#### Objective
Write out all of the records precisely. Skip anything that is a picture.

#### Collected data entries
━━━
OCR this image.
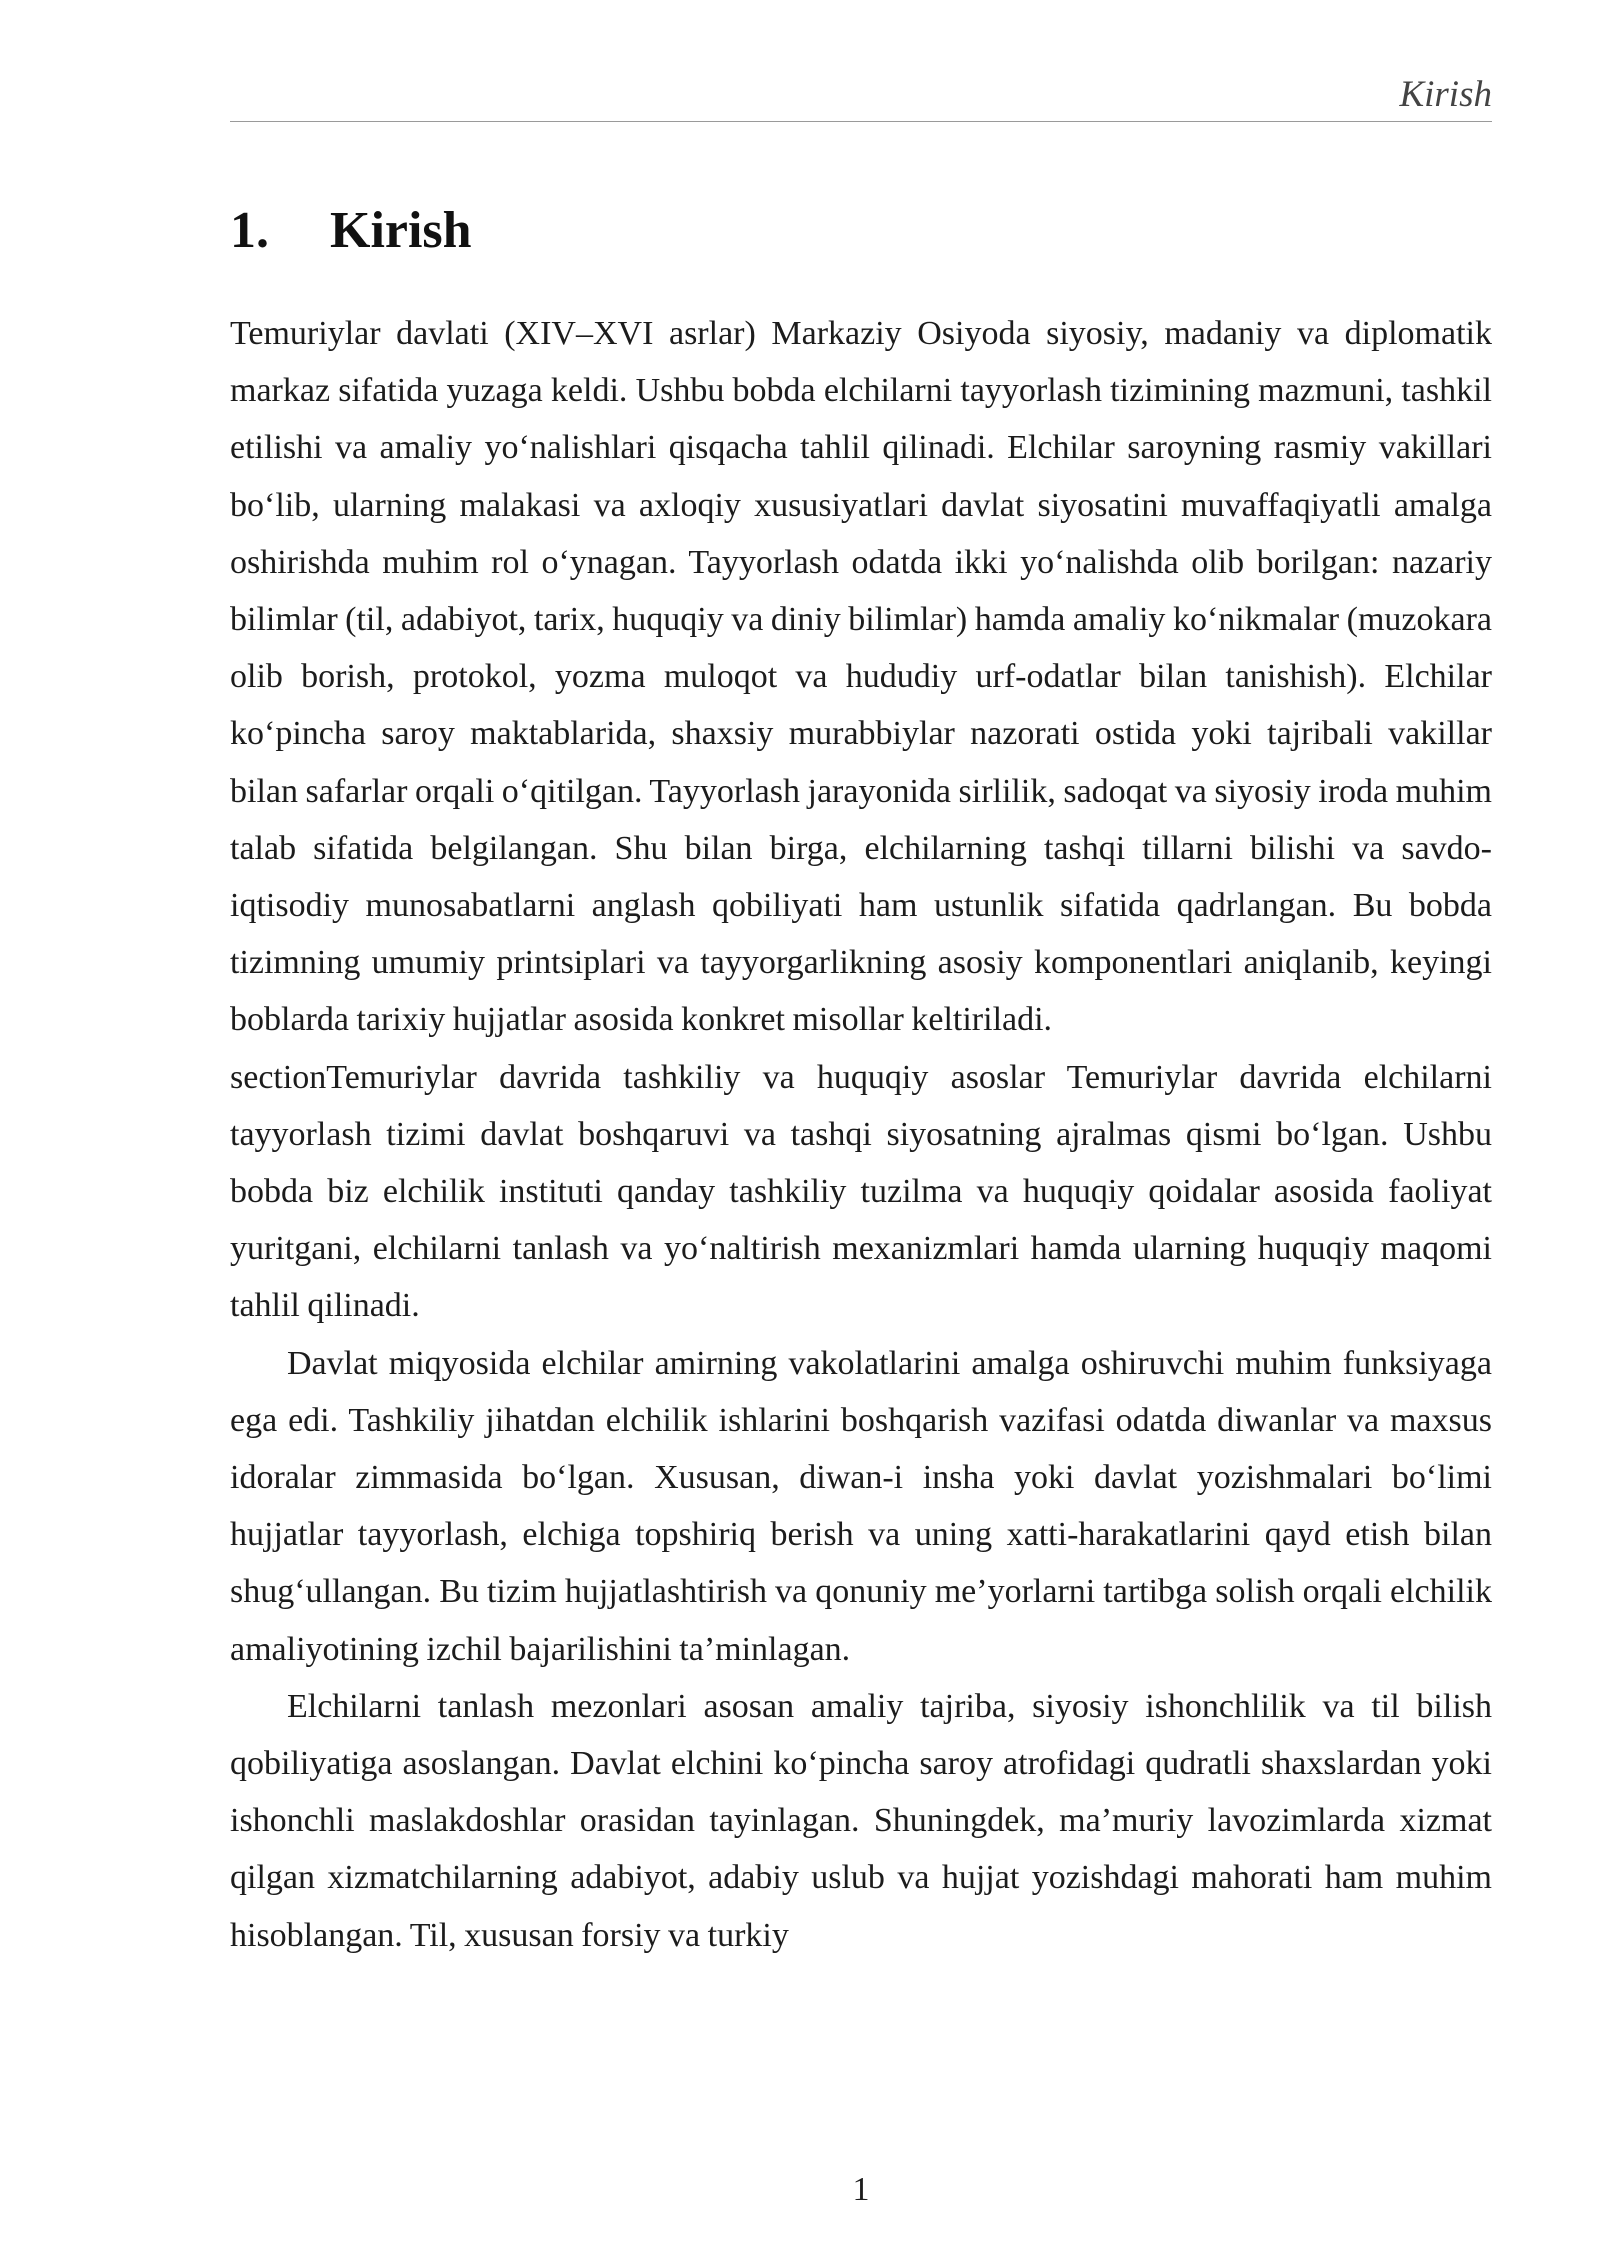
Kirish
1. Kirish

Temuriylar davlati (XIV–XVI asrlar) Markaziy Osiyoda siyosiy, madaniy va diplomatik markaz sifatida yuzaga keldi. Ushbu bobda elchilarni tayyorlash tizimining mazmuni, tashkil etilishi va amaliy yo‘nalishlari qisqacha tahlil qilinadi. Elchilar saroyning rasmiy vakillari bo‘lib, ularning malakasi va axloqiy xususiyatlari davlat siyosatini muvaffaqiyatli amalga oshirishda muhim rol o‘ynagan. Tayyorlash odatda ikki yo‘nalishda olib borilgan: nazariy bilimlar (til, adabiyot, tarix, huquqiy va diniy bilimlar) hamda amaliy ko‘nikmalar (muzokara olib borish, protokol, yozma muloqot va hududiy urf-odatlar bilan tanishish). Elchilar ko‘pincha saroy maktablarida, shaxsiy murabbiylar nazorati ostida yoki tajribali vakillar bilan safarlar orqali o‘qitilgan. Tayyorlash jarayonida sirlilik, sadoqat va siyosiy iroda muhim talab sifatida belgilangan. Shu bilan birga, elchilarning tashqi tillarni bilishi va savdo-iqtisodiy munosabatlarni anglash qobiliyati ham ustunlik sifatida qadrlangan. Bu bobda tizimning umumiy printsiplari va tayyorgarlikning asosiy komponentlari aniqlanib, keyingi boblarda tarixiy hujjatlar asosida konkret misollar keltiriladi.

sectionTemuriylar davrida tashkiliy va huquqiy asoslar Temuriylar davrida elchilarni tayyorlash tizimi davlat boshqaruvi va tashqi siyosatning ajralmas qismi bo‘lgan. Ushbu bobda biz elchilik instituti qanday tashkiliy tuzilma va huquqiy qoidalar asosida faoliyat yuritgani, elchilarni tanlash va yo‘naltirish mexanizmlari hamda ularning huquqiy maqomi tahlil qilinadi.

Davlat miqyosida elchilar amirning vakolatlarini amalga oshiruvchi muhim funksiyaga ega edi. Tashkiliy jihatdan elchilik ishlarini boshqarish vazifasi odatda diwanlar va maxsus idoralar zimmasida bo‘lgan. Xususan, diwan-i insha yoki davlat yozishmalari bo‘limi hujjatlar tayyorlash, elchiga topshiriq berish va uning xatti-harakatlarini qayd etish bilan shug‘ullangan. Bu tizim hujjatlashtirish va qonuniy me’yorlarni tartibga solish orqali elchilik amaliyotining izchil bajarilishini ta’minlagan.

Elchilarni tanlash mezonlari asosan amaliy tajriba, siyosiy ishonchlilik va til bilish qobiliyatiga asoslangan. Davlat elchini ko‘pincha saroy atrofidagi qudratli shaxslardan yoki ishonchli maslakdoshlar orasidan tayinlagan. Shuningdek, ma’muriy lavozimlarda xizmat qilgan xizmatchilarning adabiyot, adabiy uslub va hujjat yozishdagi mahorati ham muhim hisoblangan. Til, xususan forsiy va turkiy

1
━━━
#### Answer
OCR this image.
Kirish
1. Kirish

Temuriylar davlati (XIV–XVI asrlar) Markaziy Osiyoda siyosiy, madaniy va diplomatik markaz sifatida yuzaga keldi. Ushbu bobda elchilarni tayyorlash tizimining mazmuni, tashkil etilishi va amaliy yo‘nalishlari qisqacha tahlil qilinadi. Elchilar saroyning rasmiy vakillari bo‘lib, ularning malakasi va axloqiy xususiyatlari davlat siyosatini muvaffaqiyatli amalga oshirishda muhim rol o‘ynagan. Tayyorlash odatda ikki yo‘nalishda olib borilgan: nazariy bilimlar (til, adabiyot, tarix, huquqiy va diniy bilimlar) hamda amaliy ko‘nikmalar (muzokara olib borish, protokol, yozma muloqot va hududiy urf-odatlar bilan tanishish). Elchilar ko‘pincha saroy maktablarida, shaxsiy murabbiylar nazorati ostida yoki tajribali vakillar bilan safarlar orqali o‘qitilgan. Tayyorlash jarayonida sirlilik, sadoqat va siyosiy iroda muhim talab sifatida belgilangan. Shu bilan birga, elchilarning tashqi tillarni bilishi va savdo-iqtisodiy munosabatlarni anglash qobiliyati ham ustunlik sifatida qadrlangan. Bu bobda tizimning umumiy printsiplari va tayyorgarlikning asosiy komponentlari aniqlanib, keyingi boblarda tarixiy hujjatlar asosida konkret misollar keltiriladi.

sectionTemuriylar davrida tashkiliy va huquqiy asoslar Temuriylar davrida elchilarni tayyorlash tizimi davlat boshqaruvi va tashqi siyosatning ajralmas qismi bo‘lgan. Ushbu bobda biz elchilik instituti qanday tashkiliy tuzilma va huquqiy qoidalar asosida faoliyat yuritgani, elchilarni tanlash va yo‘naltirish mexanizmlari hamda ularning huquqiy maqomi tahlil qilinadi.

Davlat miqyosida elchilar amirning vakolatlarini amalga oshiruvchi muhim funksiyaga ega edi. Tashkiliy jihatdan elchilik ishlarini boshqarish vazifasi odatda diwanlar va maxsus idoralar zimmasida bo‘lgan. Xususan, diwan-i insha yoki davlat yozishmalari bo‘limi hujjatlar tayyorlash, elchiga topshiriq berish va uning xatti-harakatlarini qayd etish bilan shug‘ullangan. Bu tizim hujjatlashtirish va qonuniy me’yorlarni tartibga solish orqali elchilik amaliyotining izchil bajarilishini ta’minlagan.

Elchilarni tanlash mezonlari asosan amaliy tajriba, siyosiy ishonchlilik va til bilish qobiliyatiga asoslangan. Davlat elchini ko‘pincha saroy atrofidagi qudratli shaxslardan yoki ishonchli maslakdoshlar orasidan tayinlagan. Shuningdek, ma’muriy lavozimlarda xizmat qilgan xizmatchilarning adabiyot, adabiy uslub va hujjat yozishdagi mahorati ham muhim hisoblangan. Til, xususan forsiy va turkiy

1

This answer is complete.